(Item position entries)
______
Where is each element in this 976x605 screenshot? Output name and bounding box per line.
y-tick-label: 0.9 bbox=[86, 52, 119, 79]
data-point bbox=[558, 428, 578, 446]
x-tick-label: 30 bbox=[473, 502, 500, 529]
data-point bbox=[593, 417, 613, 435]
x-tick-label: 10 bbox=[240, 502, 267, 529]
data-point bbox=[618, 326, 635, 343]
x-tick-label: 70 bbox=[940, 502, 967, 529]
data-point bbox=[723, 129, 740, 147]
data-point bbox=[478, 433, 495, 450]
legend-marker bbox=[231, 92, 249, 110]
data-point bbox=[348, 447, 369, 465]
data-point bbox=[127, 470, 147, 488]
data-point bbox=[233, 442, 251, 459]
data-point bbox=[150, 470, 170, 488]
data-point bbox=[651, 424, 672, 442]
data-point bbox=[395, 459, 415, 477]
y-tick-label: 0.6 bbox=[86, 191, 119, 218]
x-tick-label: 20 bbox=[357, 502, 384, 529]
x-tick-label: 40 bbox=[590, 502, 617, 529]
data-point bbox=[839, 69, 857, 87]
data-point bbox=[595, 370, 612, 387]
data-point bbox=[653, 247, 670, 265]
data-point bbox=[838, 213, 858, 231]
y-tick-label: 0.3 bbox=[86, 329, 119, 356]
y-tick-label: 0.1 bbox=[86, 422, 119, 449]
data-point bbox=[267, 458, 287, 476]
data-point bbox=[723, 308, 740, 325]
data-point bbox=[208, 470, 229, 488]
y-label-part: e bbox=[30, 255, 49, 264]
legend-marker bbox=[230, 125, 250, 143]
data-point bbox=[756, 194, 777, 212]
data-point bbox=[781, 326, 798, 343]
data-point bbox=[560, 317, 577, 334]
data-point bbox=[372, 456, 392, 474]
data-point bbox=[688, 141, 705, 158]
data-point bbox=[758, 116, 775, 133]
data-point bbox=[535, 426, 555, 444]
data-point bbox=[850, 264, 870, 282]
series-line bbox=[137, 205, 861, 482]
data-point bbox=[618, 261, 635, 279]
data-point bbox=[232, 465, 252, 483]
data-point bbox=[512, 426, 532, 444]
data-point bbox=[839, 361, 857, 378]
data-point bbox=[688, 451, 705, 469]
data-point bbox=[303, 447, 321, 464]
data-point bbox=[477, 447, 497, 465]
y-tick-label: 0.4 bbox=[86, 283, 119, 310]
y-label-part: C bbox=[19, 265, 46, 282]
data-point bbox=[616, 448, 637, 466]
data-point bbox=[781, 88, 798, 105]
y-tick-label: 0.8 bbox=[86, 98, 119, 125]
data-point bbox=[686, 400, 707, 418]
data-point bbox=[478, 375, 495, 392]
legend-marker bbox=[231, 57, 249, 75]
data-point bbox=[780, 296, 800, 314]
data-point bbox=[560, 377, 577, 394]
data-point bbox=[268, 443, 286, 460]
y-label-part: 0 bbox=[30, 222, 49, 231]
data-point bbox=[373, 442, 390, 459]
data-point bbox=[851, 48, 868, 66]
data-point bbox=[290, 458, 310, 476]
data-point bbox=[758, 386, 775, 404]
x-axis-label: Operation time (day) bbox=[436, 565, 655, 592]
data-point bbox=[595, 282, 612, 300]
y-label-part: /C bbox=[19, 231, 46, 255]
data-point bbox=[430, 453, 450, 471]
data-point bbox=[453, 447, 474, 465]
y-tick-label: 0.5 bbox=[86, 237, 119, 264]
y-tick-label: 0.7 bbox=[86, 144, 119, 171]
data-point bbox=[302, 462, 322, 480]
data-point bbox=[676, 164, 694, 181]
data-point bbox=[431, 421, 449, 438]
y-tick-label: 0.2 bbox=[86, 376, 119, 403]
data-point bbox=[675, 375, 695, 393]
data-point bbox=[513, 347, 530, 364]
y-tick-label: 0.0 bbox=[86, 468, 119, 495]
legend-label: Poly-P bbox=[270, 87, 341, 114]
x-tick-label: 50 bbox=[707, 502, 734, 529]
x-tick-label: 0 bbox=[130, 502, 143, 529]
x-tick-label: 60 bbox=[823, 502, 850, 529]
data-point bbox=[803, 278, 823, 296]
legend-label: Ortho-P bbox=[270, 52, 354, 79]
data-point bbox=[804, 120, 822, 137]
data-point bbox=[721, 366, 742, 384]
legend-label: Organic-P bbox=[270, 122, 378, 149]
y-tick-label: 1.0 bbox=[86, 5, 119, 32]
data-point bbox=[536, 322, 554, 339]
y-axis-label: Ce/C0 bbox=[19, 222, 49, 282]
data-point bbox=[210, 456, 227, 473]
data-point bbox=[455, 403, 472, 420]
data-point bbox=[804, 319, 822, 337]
______
Copy the records word for word from the start through the line containing "x-tick-label: 20 bbox=[357, 502, 384, 529]", with that line included.

* [Reply to the task]:
Where is each element in this 976x605 screenshot? Output name and bounding box per line.
y-tick-label: 0.9 bbox=[86, 52, 119, 79]
data-point bbox=[558, 428, 578, 446]
x-tick-label: 30 bbox=[473, 502, 500, 529]
data-point bbox=[593, 417, 613, 435]
x-tick-label: 10 bbox=[240, 502, 267, 529]
data-point bbox=[618, 326, 635, 343]
x-tick-label: 70 bbox=[940, 502, 967, 529]
data-point bbox=[723, 129, 740, 147]
data-point bbox=[478, 433, 495, 450]
legend-marker bbox=[231, 92, 249, 110]
data-point bbox=[348, 447, 369, 465]
data-point bbox=[127, 470, 147, 488]
data-point bbox=[233, 442, 251, 459]
data-point bbox=[150, 470, 170, 488]
data-point bbox=[651, 424, 672, 442]
data-point bbox=[395, 459, 415, 477]
y-tick-label: 0.6 bbox=[86, 191, 119, 218]
x-tick-label: 20 bbox=[357, 502, 384, 529]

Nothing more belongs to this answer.